◆ Aim
Identify the lines that contain the string "JSON", then copy each of them.

◆ Supplied data
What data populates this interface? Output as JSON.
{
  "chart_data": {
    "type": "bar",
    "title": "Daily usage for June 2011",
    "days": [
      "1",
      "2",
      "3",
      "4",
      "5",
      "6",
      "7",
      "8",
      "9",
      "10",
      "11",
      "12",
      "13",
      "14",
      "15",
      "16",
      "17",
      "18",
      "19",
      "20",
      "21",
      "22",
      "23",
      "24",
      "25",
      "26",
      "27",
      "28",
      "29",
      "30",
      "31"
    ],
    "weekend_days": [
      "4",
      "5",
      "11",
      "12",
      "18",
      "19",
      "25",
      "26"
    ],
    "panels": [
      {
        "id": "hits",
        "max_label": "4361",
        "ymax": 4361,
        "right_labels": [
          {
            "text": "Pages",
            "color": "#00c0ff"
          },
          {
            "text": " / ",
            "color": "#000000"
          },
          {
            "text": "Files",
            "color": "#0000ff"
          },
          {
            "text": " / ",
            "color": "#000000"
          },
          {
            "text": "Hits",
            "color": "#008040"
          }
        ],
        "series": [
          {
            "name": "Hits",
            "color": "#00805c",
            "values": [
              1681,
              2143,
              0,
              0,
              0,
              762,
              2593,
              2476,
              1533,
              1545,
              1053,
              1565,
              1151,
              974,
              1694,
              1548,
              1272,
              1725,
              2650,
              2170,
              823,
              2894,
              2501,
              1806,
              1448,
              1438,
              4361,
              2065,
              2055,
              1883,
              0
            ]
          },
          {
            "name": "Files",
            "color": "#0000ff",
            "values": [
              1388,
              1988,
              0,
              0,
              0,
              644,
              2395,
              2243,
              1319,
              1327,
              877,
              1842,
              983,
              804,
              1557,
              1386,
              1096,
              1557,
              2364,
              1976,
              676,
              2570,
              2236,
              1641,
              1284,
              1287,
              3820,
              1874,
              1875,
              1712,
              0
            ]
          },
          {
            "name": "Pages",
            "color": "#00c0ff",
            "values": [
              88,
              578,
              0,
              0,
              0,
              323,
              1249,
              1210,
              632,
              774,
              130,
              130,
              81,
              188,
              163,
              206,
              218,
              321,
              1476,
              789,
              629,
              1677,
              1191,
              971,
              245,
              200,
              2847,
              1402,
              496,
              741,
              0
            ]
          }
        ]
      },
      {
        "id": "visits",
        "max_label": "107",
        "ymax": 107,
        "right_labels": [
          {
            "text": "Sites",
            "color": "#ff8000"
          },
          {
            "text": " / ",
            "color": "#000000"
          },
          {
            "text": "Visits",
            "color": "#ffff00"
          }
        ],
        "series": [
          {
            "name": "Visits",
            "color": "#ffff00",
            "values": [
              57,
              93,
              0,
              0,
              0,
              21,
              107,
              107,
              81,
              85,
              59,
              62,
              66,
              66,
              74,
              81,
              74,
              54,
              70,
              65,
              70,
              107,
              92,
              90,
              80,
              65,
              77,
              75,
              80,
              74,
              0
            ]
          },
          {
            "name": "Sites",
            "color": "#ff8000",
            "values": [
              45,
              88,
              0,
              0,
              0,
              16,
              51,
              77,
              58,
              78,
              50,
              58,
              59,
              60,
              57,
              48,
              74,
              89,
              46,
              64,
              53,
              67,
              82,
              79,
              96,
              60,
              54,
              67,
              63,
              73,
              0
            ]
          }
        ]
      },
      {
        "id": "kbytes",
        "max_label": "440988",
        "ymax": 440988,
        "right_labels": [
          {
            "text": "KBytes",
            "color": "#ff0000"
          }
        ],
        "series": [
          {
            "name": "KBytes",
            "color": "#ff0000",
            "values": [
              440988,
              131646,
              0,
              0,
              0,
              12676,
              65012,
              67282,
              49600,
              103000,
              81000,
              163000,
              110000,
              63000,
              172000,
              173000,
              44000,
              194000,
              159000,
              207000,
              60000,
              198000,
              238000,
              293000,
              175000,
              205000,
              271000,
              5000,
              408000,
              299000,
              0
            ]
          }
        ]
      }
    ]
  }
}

...

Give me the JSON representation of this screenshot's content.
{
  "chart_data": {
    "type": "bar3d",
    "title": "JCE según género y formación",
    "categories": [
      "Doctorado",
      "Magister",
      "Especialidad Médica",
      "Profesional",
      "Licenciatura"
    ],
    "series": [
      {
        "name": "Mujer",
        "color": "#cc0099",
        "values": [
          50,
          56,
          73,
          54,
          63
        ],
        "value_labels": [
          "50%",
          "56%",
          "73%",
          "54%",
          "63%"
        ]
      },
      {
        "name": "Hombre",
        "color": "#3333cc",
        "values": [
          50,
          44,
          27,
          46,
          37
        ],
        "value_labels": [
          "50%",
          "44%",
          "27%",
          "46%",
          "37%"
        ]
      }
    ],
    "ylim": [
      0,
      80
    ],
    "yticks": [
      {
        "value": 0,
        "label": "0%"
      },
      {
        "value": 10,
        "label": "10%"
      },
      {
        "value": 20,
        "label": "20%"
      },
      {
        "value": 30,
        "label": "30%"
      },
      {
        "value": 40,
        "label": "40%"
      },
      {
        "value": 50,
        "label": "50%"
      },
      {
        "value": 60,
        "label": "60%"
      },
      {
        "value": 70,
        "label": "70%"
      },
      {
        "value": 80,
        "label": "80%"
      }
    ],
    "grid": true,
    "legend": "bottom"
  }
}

◆ The completed task
What data populates this interface? Output as JSON.
Give me the JSON representation of this screenshot's content.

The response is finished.